━━━━━ RECORDS TO USE ━━━━━
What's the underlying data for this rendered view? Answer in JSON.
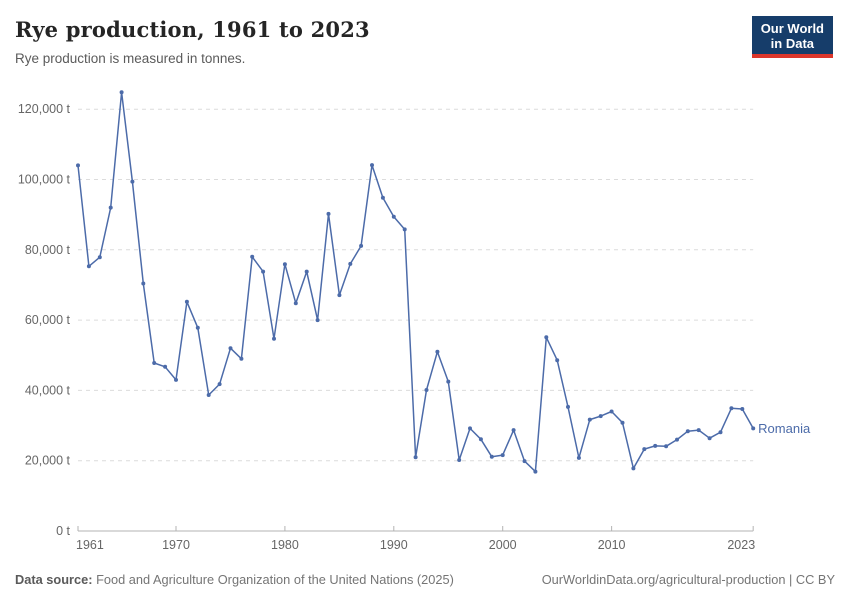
{
  "header": {
    "title": "Rye production, 1961 to 2023",
    "subtitle": "Rye production is measured in tonnes.",
    "logo": {
      "line1": "Our World",
      "line2": "in Data"
    }
  },
  "chart_data": {
    "type": "line",
    "title": "Rye production, 1961 to 2023",
    "ylabel": "tonnes",
    "xlabel": "",
    "grid": "dashed-horizontal",
    "legend_position": "end-of-line-label",
    "xlim": [
      1961,
      2023
    ],
    "ylim": [
      0,
      126000
    ],
    "x_ticks": [
      1961,
      1970,
      1980,
      1990,
      2000,
      2010,
      2023
    ],
    "y_ticks": [
      0,
      20000,
      40000,
      60000,
      80000,
      100000,
      120000
    ],
    "y_tick_suffix": " t",
    "series": [
      {
        "name": "Romania",
        "color": "#4C6BA9",
        "x": [
          1961,
          1962,
          1963,
          1964,
          1965,
          1966,
          1967,
          1968,
          1969,
          1970,
          1971,
          1972,
          1973,
          1974,
          1975,
          1976,
          1977,
          1978,
          1979,
          1980,
          1981,
          1982,
          1983,
          1984,
          1985,
          1986,
          1987,
          1988,
          1989,
          1990,
          1991,
          1992,
          1993,
          1994,
          1995,
          1996,
          1997,
          1998,
          1999,
          2000,
          2001,
          2002,
          2003,
          2004,
          2005,
          2006,
          2007,
          2008,
          2009,
          2010,
          2011,
          2012,
          2013,
          2014,
          2015,
          2016,
          2017,
          2018,
          2019,
          2020,
          2021,
          2022,
          2023
        ],
        "values": [
          104000,
          75300,
          77900,
          92000,
          124800,
          99400,
          70400,
          47800,
          46700,
          43000,
          65200,
          57800,
          38700,
          41800,
          52000,
          49000,
          78000,
          73800,
          54700,
          75900,
          64800,
          73800,
          60000,
          90200,
          67100,
          76000,
          81100,
          104100,
          94800,
          89400,
          85800,
          21000,
          40100,
          51000,
          42500,
          20200,
          29200,
          26100,
          21100,
          21600,
          28700,
          19900,
          16900,
          55100,
          48600,
          35300,
          20800,
          31700,
          32700,
          34000,
          30800,
          17800,
          23300,
          24200,
          24100,
          26000,
          28400,
          28700,
          26400,
          28100,
          34900,
          34700,
          29200
        ]
      }
    ]
  },
  "footer": {
    "source_label": "Data source:",
    "source_text": " Food and Agriculture Organization of the United Nations (2025)",
    "credit": "OurWorldinData.org/agricultural-production | CC BY"
  },
  "colors": {
    "series_line": "#4C6BA9",
    "gridline": "#dcdcdc",
    "axis": "#b3b3b3",
    "tick_label": "#666666",
    "logo_navy": "#163d6a",
    "logo_red": "#dc362b"
  }
}
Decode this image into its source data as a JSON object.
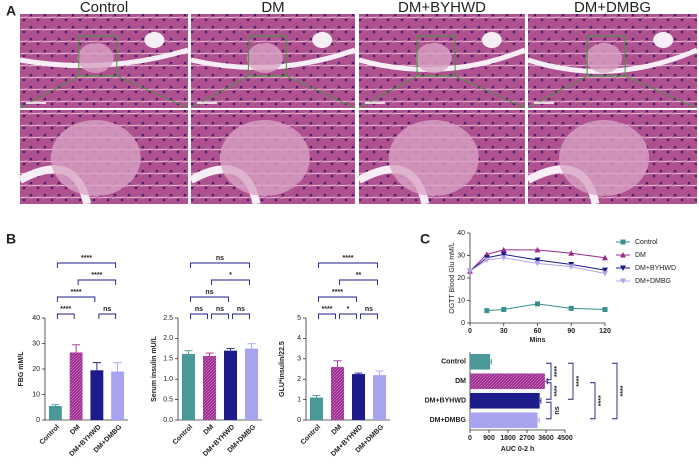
{
  "panels": {
    "a": "A",
    "b": "B",
    "c": "C"
  },
  "columns": [
    "Control",
    "DM",
    "DM+BYHWD",
    "DM+DMBG"
  ],
  "chart_data": [
    {
      "type": "bar",
      "ylabel": "FBG mM/L",
      "categories": [
        "Control",
        "DM",
        "DM+BYHWD",
        "DM+DMBG"
      ],
      "colors": [
        "#4a9898",
        "#9b2a8e",
        "#1c1c8a",
        "#a9a4ef"
      ],
      "values": [
        5.5,
        26.5,
        19.5,
        19
      ],
      "errors": [
        0.5,
        3,
        3,
        3.5
      ],
      "ylim": [
        0,
        40
      ],
      "yticks": [
        0,
        10,
        20,
        30,
        40
      ],
      "annotations": [
        {
          "text": "****",
          "from": "Control",
          "to": "DM"
        },
        {
          "text": "ns",
          "from": "DM+BYHWD",
          "to": "DM+DMBG"
        },
        {
          "text": "****",
          "from": "Control",
          "to": "DM+BYHWD"
        },
        {
          "text": "****",
          "from": "DM",
          "to": "DM+DMBG"
        },
        {
          "text": "****",
          "from": "Control",
          "to": "DM+DMBG"
        }
      ]
    },
    {
      "type": "bar",
      "ylabel": "Serum insulin mU/L",
      "categories": [
        "Control",
        "DM",
        "DM+BYHWD",
        "DM+DMBG"
      ],
      "colors": [
        "#4a9898",
        "#9b2a8e",
        "#1c1c8a",
        "#a9a4ef"
      ],
      "values": [
        1.62,
        1.57,
        1.7,
        1.75
      ],
      "errors": [
        0.08,
        0.07,
        0.05,
        0.12
      ],
      "ylim": [
        0,
        2.5
      ],
      "yticks": [
        {
          "value": 0,
          "label": "0.0"
        },
        {
          "value": 0.5,
          "label": "0.5"
        },
        {
          "value": 1,
          "label": "1.0"
        },
        {
          "value": 1.5,
          "label": "1.5"
        },
        {
          "value": 2,
          "label": "2.0"
        },
        {
          "value": 2.5,
          "label": "2.5"
        }
      ],
      "annotations": [
        {
          "text": "ns",
          "from": "Control",
          "to": "DM"
        },
        {
          "text": "ns",
          "from": "DM",
          "to": "DM+BYHWD"
        },
        {
          "text": "ns",
          "from": "DM+BYHWD",
          "to": "DM+DMBG"
        },
        {
          "text": "ns",
          "from": "Control",
          "to": "DM+BYHWD"
        },
        {
          "text": "*",
          "from": "DM",
          "to": "DM+DMBG"
        },
        {
          "text": "ns",
          "from": "Control",
          "to": "DM+DMBG"
        }
      ]
    },
    {
      "type": "bar",
      "ylabel": "GLU*insulin/22.5",
      "categories": [
        "Control",
        "DM",
        "DM+BYHWD",
        "DM+DMBG"
      ],
      "colors": [
        "#4a9898",
        "#9b2a8e",
        "#1c1c8a",
        "#a9a4ef"
      ],
      "values": [
        1.1,
        2.6,
        2.25,
        2.2
      ],
      "errors": [
        0.1,
        0.3,
        0.05,
        0.2
      ],
      "ylim": [
        0,
        5
      ],
      "yticks": [
        0,
        1,
        2,
        3,
        4,
        5
      ],
      "annotations": [
        {
          "text": "****",
          "from": "Control",
          "to": "DM"
        },
        {
          "text": "*",
          "from": "DM",
          "to": "DM+BYHWD"
        },
        {
          "text": "ns",
          "from": "DM+BYHWD",
          "to": "DM+DMBG"
        },
        {
          "text": "****",
          "from": "Control",
          "to": "DM+BYHWD"
        },
        {
          "text": "**",
          "from": "DM",
          "to": "DM+DMBG"
        },
        {
          "text": "****",
          "from": "Control",
          "to": "DM+DMBG"
        }
      ]
    },
    {
      "type": "line",
      "ylabel": "OGTT Blood Glu mM/L",
      "xlabel": "Mins",
      "x": [
        0,
        15,
        30,
        60,
        90,
        120
      ],
      "xlim": [
        0,
        120
      ],
      "xticks": [
        0,
        30,
        60,
        90,
        120
      ],
      "ylim": [
        0,
        40
      ],
      "yticks": [
        0,
        10,
        20,
        30,
        40
      ],
      "series": [
        {
          "name": "Control",
          "color": "#3a8f8f",
          "marker": "square",
          "values": [
            null,
            5.5,
            6,
            8.5,
            6.5,
            6
          ]
        },
        {
          "name": "DM",
          "color": "#9b2a8e",
          "marker": "triangle-up",
          "values": [
            23,
            30.5,
            32.5,
            32.5,
            31,
            29
          ]
        },
        {
          "name": "DM+BYHWD",
          "color": "#1c1c8a",
          "marker": "triangle-down",
          "values": [
            23,
            29,
            30.5,
            28,
            26,
            23.5
          ]
        },
        {
          "name": "DM+DMBG",
          "color": "#b3a4e8",
          "marker": "triangle-down",
          "values": [
            23,
            28,
            29,
            26.5,
            25,
            22
          ]
        }
      ]
    },
    {
      "type": "hbar",
      "xlabel": "AUC 0-2 h",
      "categories": [
        "Control",
        "DM",
        "DM+BYHWD",
        "DM+DMBG"
      ],
      "colors": [
        "#4a9898",
        "#9b2a8e",
        "#1c1c8a",
        "#a9a4ef"
      ],
      "values": [
        950,
        3550,
        3300,
        3200
      ],
      "errors": [
        60,
        120,
        60,
        80
      ],
      "xlim": [
        0,
        4500
      ],
      "xticks": [
        0,
        900,
        1800,
        2700,
        3600,
        4500
      ],
      "annotations": [
        {
          "text": "ns",
          "from": "DM+BYHWD",
          "to": "DM+DMBG"
        },
        {
          "text": "****",
          "from": "Control",
          "to": "DM"
        },
        {
          "text": "****",
          "from": "DM",
          "to": "DM+BYHWD"
        },
        {
          "text": "****",
          "from": "Control",
          "to": "DM+BYHWD"
        },
        {
          "text": "****",
          "from": "DM",
          "to": "DM+DMBG"
        },
        {
          "text": "****",
          "from": "Control",
          "to": "DM+DMBG"
        }
      ]
    }
  ]
}
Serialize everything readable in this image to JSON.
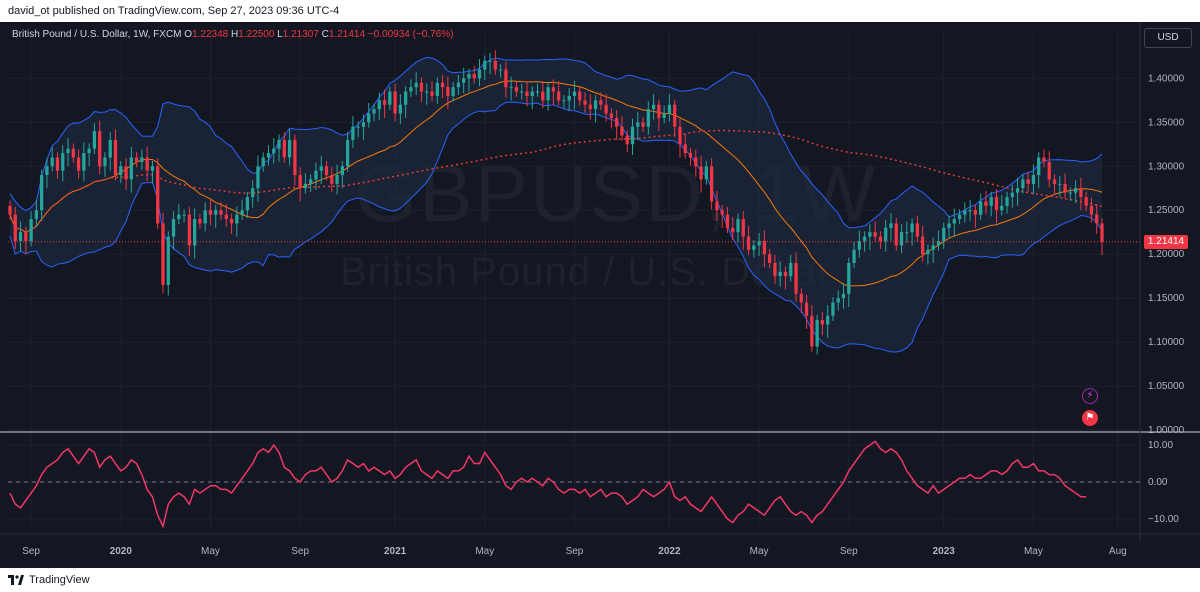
━━━━━
Locate the string "marker" in the listing above and copy every line where it occurs.

          "marker": "square",
          "marker": "triangle-up",
          "marker": "triangle-down",
          "marker": "triangle-down",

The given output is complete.